Problem to solve: Search the material for the word "Ибаррури" and copy each line that holds it.

[START OF Provided data]

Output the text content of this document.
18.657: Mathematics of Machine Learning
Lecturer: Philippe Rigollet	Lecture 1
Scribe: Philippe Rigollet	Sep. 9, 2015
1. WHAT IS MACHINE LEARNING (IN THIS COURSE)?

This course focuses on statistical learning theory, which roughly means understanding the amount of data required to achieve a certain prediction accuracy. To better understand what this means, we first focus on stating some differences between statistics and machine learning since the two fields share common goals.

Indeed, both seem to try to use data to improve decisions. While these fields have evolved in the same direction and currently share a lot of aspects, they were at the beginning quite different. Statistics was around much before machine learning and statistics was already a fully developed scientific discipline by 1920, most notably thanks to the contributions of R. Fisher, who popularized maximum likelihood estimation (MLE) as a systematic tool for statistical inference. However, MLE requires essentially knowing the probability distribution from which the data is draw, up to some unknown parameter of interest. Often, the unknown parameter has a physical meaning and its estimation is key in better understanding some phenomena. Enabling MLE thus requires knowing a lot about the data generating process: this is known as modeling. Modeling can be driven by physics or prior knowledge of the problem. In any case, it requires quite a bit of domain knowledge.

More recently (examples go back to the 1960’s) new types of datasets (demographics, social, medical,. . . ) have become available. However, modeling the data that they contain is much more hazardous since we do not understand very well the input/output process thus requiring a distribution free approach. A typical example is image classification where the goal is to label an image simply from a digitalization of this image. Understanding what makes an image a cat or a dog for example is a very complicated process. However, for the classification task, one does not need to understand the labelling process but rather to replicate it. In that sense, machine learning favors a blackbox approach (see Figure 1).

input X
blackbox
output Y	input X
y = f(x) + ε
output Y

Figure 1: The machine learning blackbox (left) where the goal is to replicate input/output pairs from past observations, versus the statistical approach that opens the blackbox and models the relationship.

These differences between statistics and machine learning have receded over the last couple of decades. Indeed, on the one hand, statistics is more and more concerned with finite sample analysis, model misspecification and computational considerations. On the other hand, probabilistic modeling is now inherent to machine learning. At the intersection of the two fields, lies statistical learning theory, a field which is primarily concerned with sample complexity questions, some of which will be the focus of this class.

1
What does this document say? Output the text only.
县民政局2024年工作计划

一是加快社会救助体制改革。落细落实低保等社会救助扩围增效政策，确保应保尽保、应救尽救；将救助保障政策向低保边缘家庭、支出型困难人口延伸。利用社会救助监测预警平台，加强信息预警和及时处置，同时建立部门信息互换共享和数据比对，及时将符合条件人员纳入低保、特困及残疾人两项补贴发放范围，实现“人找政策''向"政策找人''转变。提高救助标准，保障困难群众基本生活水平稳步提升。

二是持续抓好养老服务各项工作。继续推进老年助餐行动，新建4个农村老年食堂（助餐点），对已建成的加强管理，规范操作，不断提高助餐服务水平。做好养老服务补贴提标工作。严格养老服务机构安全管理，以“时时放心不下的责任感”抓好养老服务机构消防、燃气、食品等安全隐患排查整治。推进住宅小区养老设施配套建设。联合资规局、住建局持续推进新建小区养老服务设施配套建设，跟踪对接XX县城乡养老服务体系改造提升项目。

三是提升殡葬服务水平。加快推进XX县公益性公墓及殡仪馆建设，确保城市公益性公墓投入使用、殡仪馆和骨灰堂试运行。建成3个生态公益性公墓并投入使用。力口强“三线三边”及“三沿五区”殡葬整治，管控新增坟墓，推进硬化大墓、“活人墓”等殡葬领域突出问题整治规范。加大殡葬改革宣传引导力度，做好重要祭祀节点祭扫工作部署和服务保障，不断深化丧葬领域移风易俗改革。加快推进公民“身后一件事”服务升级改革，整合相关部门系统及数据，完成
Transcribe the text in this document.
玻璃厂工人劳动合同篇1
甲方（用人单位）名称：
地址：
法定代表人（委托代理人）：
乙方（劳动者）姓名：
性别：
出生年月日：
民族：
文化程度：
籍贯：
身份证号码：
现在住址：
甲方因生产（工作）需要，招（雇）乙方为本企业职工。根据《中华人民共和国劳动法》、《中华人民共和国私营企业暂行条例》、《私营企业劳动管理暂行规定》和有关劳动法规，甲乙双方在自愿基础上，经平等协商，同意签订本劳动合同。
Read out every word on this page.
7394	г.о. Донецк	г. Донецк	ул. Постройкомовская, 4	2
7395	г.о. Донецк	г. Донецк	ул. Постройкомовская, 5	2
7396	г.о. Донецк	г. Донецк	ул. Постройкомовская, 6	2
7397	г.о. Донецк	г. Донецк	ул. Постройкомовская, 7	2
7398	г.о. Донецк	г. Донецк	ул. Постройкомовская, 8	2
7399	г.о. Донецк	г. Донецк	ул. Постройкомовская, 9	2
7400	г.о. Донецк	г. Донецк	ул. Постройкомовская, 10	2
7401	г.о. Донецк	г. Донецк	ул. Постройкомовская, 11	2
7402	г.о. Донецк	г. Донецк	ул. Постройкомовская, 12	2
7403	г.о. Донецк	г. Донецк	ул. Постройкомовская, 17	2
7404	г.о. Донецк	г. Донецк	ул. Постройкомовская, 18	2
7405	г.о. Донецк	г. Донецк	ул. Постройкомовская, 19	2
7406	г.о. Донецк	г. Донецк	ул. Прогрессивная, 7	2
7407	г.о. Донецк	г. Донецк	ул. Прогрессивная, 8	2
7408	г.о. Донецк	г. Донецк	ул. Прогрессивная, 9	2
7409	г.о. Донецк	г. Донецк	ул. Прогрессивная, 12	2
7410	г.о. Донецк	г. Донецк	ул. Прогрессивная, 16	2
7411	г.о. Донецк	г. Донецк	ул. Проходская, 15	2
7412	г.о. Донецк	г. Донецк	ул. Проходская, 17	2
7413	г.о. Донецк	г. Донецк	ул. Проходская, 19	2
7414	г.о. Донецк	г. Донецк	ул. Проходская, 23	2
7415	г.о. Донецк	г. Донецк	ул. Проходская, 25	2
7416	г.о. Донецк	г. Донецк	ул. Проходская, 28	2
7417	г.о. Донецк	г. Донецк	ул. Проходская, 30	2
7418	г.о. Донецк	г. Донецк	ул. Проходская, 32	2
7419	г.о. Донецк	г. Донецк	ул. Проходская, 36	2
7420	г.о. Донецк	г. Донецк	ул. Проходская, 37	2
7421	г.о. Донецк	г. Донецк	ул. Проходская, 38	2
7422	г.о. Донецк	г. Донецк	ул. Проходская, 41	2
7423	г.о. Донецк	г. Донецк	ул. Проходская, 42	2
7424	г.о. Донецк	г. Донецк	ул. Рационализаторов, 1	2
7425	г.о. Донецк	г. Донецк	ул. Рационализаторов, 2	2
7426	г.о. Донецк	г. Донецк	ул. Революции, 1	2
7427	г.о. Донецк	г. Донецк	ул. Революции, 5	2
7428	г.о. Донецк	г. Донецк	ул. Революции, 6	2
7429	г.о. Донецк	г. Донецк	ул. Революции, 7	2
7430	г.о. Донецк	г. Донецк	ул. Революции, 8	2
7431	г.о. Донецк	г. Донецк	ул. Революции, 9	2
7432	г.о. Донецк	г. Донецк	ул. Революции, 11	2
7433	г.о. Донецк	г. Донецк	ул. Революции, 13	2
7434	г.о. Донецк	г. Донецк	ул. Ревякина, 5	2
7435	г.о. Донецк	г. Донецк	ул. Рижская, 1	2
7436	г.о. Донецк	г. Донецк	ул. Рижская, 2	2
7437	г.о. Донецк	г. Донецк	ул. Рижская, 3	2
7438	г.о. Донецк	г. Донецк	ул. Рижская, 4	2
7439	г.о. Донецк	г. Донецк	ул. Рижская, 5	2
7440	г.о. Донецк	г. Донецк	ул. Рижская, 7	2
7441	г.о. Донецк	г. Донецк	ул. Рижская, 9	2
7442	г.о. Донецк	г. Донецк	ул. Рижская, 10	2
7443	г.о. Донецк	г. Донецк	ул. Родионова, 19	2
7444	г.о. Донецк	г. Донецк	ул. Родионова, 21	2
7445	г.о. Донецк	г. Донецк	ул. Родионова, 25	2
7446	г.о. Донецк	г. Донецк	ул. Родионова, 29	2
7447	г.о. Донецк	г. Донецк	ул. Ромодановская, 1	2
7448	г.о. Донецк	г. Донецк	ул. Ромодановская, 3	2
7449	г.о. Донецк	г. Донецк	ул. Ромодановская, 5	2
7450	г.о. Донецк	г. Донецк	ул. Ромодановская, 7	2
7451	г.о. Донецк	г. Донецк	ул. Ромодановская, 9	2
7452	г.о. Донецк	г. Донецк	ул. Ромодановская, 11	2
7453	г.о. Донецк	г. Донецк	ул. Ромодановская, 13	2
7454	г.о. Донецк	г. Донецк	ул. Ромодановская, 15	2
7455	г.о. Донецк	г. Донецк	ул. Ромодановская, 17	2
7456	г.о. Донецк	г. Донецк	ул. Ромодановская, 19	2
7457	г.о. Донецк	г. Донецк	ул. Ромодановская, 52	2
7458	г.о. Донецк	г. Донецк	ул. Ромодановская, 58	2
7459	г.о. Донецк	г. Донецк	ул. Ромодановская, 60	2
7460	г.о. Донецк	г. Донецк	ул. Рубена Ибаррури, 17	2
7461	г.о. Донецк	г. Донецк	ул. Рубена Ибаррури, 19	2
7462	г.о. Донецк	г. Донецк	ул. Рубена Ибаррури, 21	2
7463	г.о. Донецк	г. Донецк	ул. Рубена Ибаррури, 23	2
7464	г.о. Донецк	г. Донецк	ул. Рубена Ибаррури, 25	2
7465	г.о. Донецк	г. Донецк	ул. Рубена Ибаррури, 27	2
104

[END OF Provided data]

Response to this exercise:
7460	г.о. Донецк	г. Донецк	ул. Рубена Ибаррури, 17	2
7461	г.о. Донецк	г. Донецк	ул. Рубена Ибаррури, 19	2
7462	г.о. Донецк	г. Донецк	ул. Рубена Ибаррури, 21	2
7463	г.о. Донецк	г. Донецк	ул. Рубена Ибаррури, 23	2
7464	г.о. Донецк	г. Донецк	ул. Рубена Ибаррури, 25	2
7465	г.о. Донецк	г. Донецк	ул. Рубена Ибаррури, 27	2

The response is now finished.